*Task details:* Without the pictures, reproduce the records that follow exactly.

*Data listing:*
+--

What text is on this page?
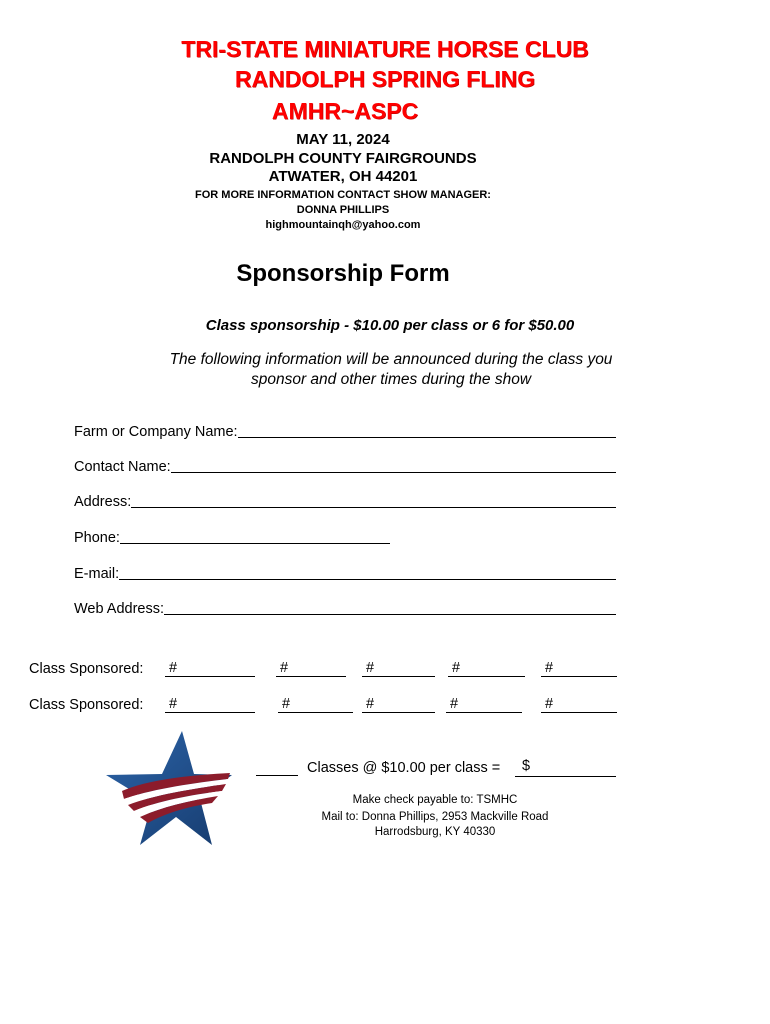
TRI-STATE MINIATURE HORSE CLUB
RANDOLPH SPRING FLING
AMHR~ASPC
MAY 11, 2024
RANDOLPH COUNTY FAIRGROUNDS
ATWATER, OH 44201
FOR MORE INFORMATION CONTACT SHOW MANAGER:
DONNA PHILLIPS
highmountainqh@yahoo.com
Sponsorship Form
Class sponsorship - $10.00 per class or 6 for $50.00
The following information will be announced during the class you
sponsor and other times during the show
Farm or Company Name:
Contact Name:
Address:
Phone:
E-mail:
Web Address:
Class Sponsored: #	#	#	#	#
Class Sponsored: #	#	#	#	#
Classes @ $10.00 per class =	$
Make check payable to: TSMHC
Mail to: Donna Phillips, 2953 Mackville Road
Harrodsburg, KY 40330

+--

*Output for this task:*
What text is on this page?
TRI-STATE MINIATURE HORSE CLUB
RANDOLPH SPRING FLING
AMHR~ASPC
MAY 11, 2024
RANDOLPH COUNTY FAIRGROUNDS
ATWATER, OH 44201
FOR MORE INFORMATION CONTACT SHOW MANAGER:
DONNA PHILLIPS
highmountainqh@yahoo.com
Sponsorship Form
Class sponsorship - $10.00 per class or 6 for $50.00
The following information will be announced during the class you
sponsor and other times during the show
Farm or Company Name:
Contact Name:
Address:
Phone:
E-mail:
Web Address:
Class Sponsored: #	#	#	#	#
Class Sponsored: #	#	#	#	#
Classes @ $10.00 per class =	$
Make check payable to: TSMHC
Mail to: Donna Phillips, 2953 Mackville Road
Harrodsburg, KY 40330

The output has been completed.